*PASSAGE TO READ*:

================

The caterpillar who thinks about how its legs work falls on its chin, the story goes. So similarly, Joshua Rust (my co-author on The Moral Behavior of Ethicists: Peer Opinion) suggests that in cases when our spontaneous responses would be morally appropriate, moral reflection can tangle up the works. If ethicists in fact act worse than non-ethicists, as suggested by about one-third of non-ethicist philosophers in our peer opinion survey, Josh believes the caterpillar effect may be the explanation why.

Consider my finding that ethics books are more likely to be missing from academic libraries. Here's a Rustian (Rusty?) explanation: Our normal, unreflective treatment of library books includes returning them when they're due and being sure to check them out before leaving the library. If we start to think about the ethics of returning books, these spontaneously virtuous responses might get thrown off. We might find ourselves, for example, rationalizating and justifying theft or carelessness.

Or, Bernard Williams-style, consider the person who pauses to reflect on the moral pros and cons before helping a person in need versus the person who unreflectively leaps to assist.

I'm not sure I'm quite ready to get on board with Josh on this one yet, though. It seems to me that often our spontaneous reactions are self-serving, and habits of ethical reflection can break us away from those. I'm inclined to think that overall (even if not in every particular situation) it's good to have habits of moral reflection. This, I suppose, is part of why I find it interesting and puzzling that ethicists, who presumably do tend to reflect morally more often on average than non-ethicists, seem to behave no better than anyone else.

I've posted Josh's draft essay on this in the Underblog. I'm sure he'd appreciate comments!

Friday, November 16, 2007

The Metaphysics of Ghosts

I've been thinking (again) about why Chalmers's dualism about consciousness dissatisfies me. Apropos of this, a metaphysics of ghosts.

First, let's distinguish between experiential and non-experiential ghosts.

================

*STORED DATA*:
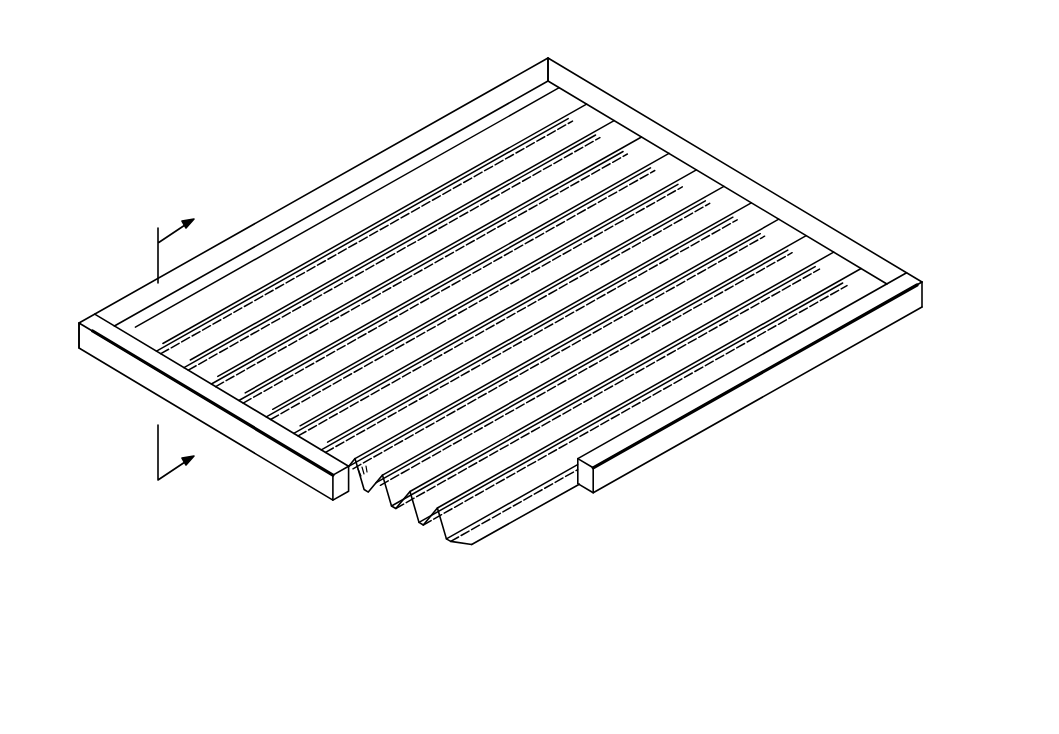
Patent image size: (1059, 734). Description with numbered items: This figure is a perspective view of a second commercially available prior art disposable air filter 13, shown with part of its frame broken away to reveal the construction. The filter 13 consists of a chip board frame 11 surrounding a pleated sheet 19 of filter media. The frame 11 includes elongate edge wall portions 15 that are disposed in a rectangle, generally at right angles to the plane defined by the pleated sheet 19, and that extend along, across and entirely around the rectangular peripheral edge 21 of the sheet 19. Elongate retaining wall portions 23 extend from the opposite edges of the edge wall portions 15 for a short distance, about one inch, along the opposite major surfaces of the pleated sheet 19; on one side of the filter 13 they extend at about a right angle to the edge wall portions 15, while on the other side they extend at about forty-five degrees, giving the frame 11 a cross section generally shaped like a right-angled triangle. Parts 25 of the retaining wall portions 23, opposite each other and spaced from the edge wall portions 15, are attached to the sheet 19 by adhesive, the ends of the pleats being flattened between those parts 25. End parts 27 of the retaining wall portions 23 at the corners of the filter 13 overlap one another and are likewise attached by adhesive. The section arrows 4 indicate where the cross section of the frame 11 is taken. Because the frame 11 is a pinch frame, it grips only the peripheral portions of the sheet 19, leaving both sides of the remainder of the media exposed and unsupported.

================

*EXERCISE DETAILS*:
Can you carry the philosophy blog excerpt forward, picking up right after its last sentence on experiential and non-experiential ghosts? The material shown after the philosophy blog excerpt is separate from it.

*FINAL RESULT*:
Non-experiential ghosts are, lets say (for now), constituted of non-physical stuff, ectoplasm. They engage in stereotyped, repetitive actions (shaking shackles, gliding down hallways) but don't think and have no conscious experiences. The person whose living form they resemble is dead and gone with no personal psychic connection to the ghost.

Experiential ghosts, in contrast, think and have experiences, maybe engaging in more complex behavior. While there's something it's like to be an experiential ghost, there's nothing it's like to be a non-experiential ghost -- just as there's nothing it's like to be a mirror image or a shadow or a footprint. The following discussion is confined to non-experiential ghosts.

How do non-experiential ghosts come into being and how are they perceived? Here's a theory-sketch: A person (a projector) has a psychological trauma that creates a non-physical ectoplasmic entity resembling her. Once created, this ectoplasmic entity exists independently of the projector's experience. Such ghosts are seen and heard not by reflecting or creating photons or producing sonic vibrations in the air. Rather, they work directly on the perceiver's visual and auditory cortex. This direct action on the brain explains why ghosts cannot be photographed or audiotaped. Call this the ectoplasmic theory of ghosts.

Here's a competing theory -- the materialist theory. There is no ectoplasm. Rather, when a certain sort of trauma occurs, it directly affects the brains of ghost perceivers, through "paranormal" but perfectly physical action at a distance, cutting out the ectoplasmic middleman. A traumatic event in Schnerdfoot's brain as he is murdered directly causes visual and auditory cortical activity in the brains of other perceivers who walk by the scene of Schnerdfoot's death years later.

Now suppose, further, that the materialist theory of ghosts turns out to be true. It seems right to say, then, something like this: Ghosts are really nothing but effects on our brains from earlier trauma in other people's brains. There are no immaterial entities or properties (setting aside any qualms about whether consciousness itself might be immaterial).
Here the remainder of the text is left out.